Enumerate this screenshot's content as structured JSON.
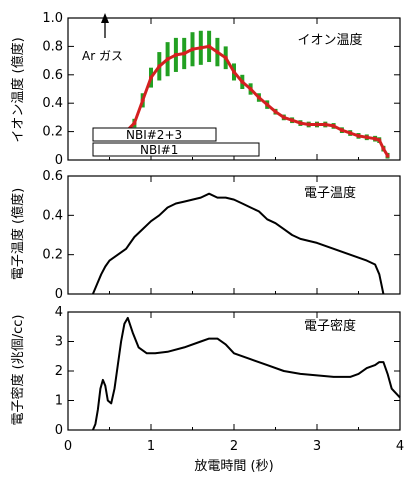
{
  "figure": {
    "xlabel": "放電時間 (秒)",
    "xticks": [
      "0",
      "1",
      "2",
      "3",
      "4"
    ]
  },
  "chart_data": [
    {
      "type": "line",
      "title": "イオン温度",
      "xlabel": "放電時間 (秒)",
      "ylabel": "イオン温度 (億度)",
      "xlim": [
        0,
        4
      ],
      "ylim": [
        0,
        1.0
      ],
      "grid": false,
      "yticks": [
        "0",
        "0.2",
        "0.4",
        "0.6",
        "0.8",
        "1.0"
      ],
      "annotations": {
        "ar_gas": {
          "label": "Ar ガス",
          "x": 0.45
        },
        "nbi_23": {
          "label": "NBI#2+3",
          "x_start": 0.3,
          "x_end": 1.8
        },
        "nbi_1": {
          "label": "NBI#1",
          "x_start": 0.3,
          "x_end": 2.3
        }
      },
      "series": [
        {
          "color": "#d42020",
          "error_color": "#22a022",
          "x": [
            0.35,
            0.5,
            0.6,
            0.7,
            0.8,
            0.9,
            1.0,
            1.1,
            1.2,
            1.3,
            1.4,
            1.5,
            1.6,
            1.7,
            1.8,
            1.9,
            2.0,
            2.1,
            2.2,
            2.3,
            2.4,
            2.5,
            2.6,
            2.7,
            2.8,
            2.9,
            3.0,
            3.1,
            3.2,
            3.3,
            3.4,
            3.5,
            3.6,
            3.7,
            3.75,
            3.8,
            3.85
          ],
          "y": [
            0.16,
            0.2,
            0.19,
            0.2,
            0.26,
            0.42,
            0.58,
            0.66,
            0.71,
            0.74,
            0.75,
            0.78,
            0.79,
            0.8,
            0.76,
            0.72,
            0.62,
            0.55,
            0.5,
            0.44,
            0.39,
            0.34,
            0.3,
            0.28,
            0.26,
            0.25,
            0.25,
            0.25,
            0.24,
            0.21,
            0.19,
            0.17,
            0.16,
            0.15,
            0.14,
            0.08,
            0.03
          ],
          "err": [
            0.02,
            0.02,
            0.02,
            0.02,
            0.03,
            0.05,
            0.07,
            0.1,
            0.12,
            0.12,
            0.11,
            0.12,
            0.12,
            0.11,
            0.1,
            0.08,
            0.06,
            0.05,
            0.04,
            0.03,
            0.03,
            0.02,
            0.02,
            0.02,
            0.02,
            0.02,
            0.02,
            0.02,
            0.02,
            0.02,
            0.02,
            0.02,
            0.02,
            0.02,
            0.02,
            0.02,
            0.02
          ]
        }
      ]
    },
    {
      "type": "line",
      "title": "電子温度",
      "xlabel": "放電時間 (秒)",
      "ylabel": "電子温度 (億度)",
      "xlim": [
        0,
        4
      ],
      "ylim": [
        0,
        0.6
      ],
      "grid": false,
      "yticks": [
        "0",
        "0.2",
        "0.4",
        "0.6"
      ],
      "series": [
        {
          "color": "#000000",
          "x": [
            0.3,
            0.35,
            0.4,
            0.45,
            0.5,
            0.6,
            0.7,
            0.8,
            0.9,
            1.0,
            1.1,
            1.2,
            1.3,
            1.4,
            1.5,
            1.6,
            1.7,
            1.8,
            1.9,
            2.0,
            2.1,
            2.2,
            2.3,
            2.4,
            2.5,
            2.6,
            2.7,
            2.8,
            2.9,
            3.0,
            3.2,
            3.4,
            3.6,
            3.7,
            3.75,
            3.8
          ],
          "y": [
            0.0,
            0.05,
            0.1,
            0.14,
            0.17,
            0.2,
            0.23,
            0.29,
            0.33,
            0.37,
            0.4,
            0.44,
            0.46,
            0.47,
            0.48,
            0.49,
            0.51,
            0.49,
            0.49,
            0.48,
            0.46,
            0.44,
            0.42,
            0.38,
            0.36,
            0.33,
            0.3,
            0.28,
            0.27,
            0.26,
            0.23,
            0.2,
            0.17,
            0.15,
            0.1,
            0.0
          ]
        }
      ]
    },
    {
      "type": "line",
      "title": "電子密度",
      "xlabel": "放電時間 (秒)",
      "ylabel": "電子密度 (兆個/cc)",
      "xlim": [
        0,
        4
      ],
      "ylim": [
        0,
        4
      ],
      "grid": false,
      "yticks": [
        "0",
        "1",
        "2",
        "3",
        "4"
      ],
      "series": [
        {
          "color": "#000000",
          "x": [
            0.3,
            0.33,
            0.36,
            0.39,
            0.42,
            0.45,
            0.48,
            0.52,
            0.56,
            0.6,
            0.64,
            0.68,
            0.72,
            0.78,
            0.85,
            0.95,
            1.05,
            1.2,
            1.4,
            1.6,
            1.7,
            1.8,
            1.9,
            2.0,
            2.2,
            2.4,
            2.6,
            2.8,
            3.0,
            3.2,
            3.4,
            3.5,
            3.6,
            3.7,
            3.75,
            3.8,
            3.85,
            3.9,
            4.0
          ],
          "y": [
            0.0,
            0.2,
            0.7,
            1.4,
            1.7,
            1.5,
            1.0,
            0.9,
            1.4,
            2.2,
            3.0,
            3.6,
            3.8,
            3.3,
            2.8,
            2.6,
            2.6,
            2.65,
            2.8,
            3.0,
            3.1,
            3.1,
            2.9,
            2.6,
            2.4,
            2.2,
            2.0,
            1.9,
            1.85,
            1.8,
            1.8,
            1.9,
            2.1,
            2.2,
            2.3,
            2.3,
            1.9,
            1.4,
            1.1
          ]
        }
      ]
    }
  ]
}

● ● ● ●

**TASK DESCRIPTION**
Check each line of the records above for the string "ylabel", and report every line that has it.

**FULL RESPONSE**
      "ylabel": "イオン温度 (億度)",
      "ylabel": "電子温度 (億度)",
      "ylabel": "電子密度 (兆個/cc)",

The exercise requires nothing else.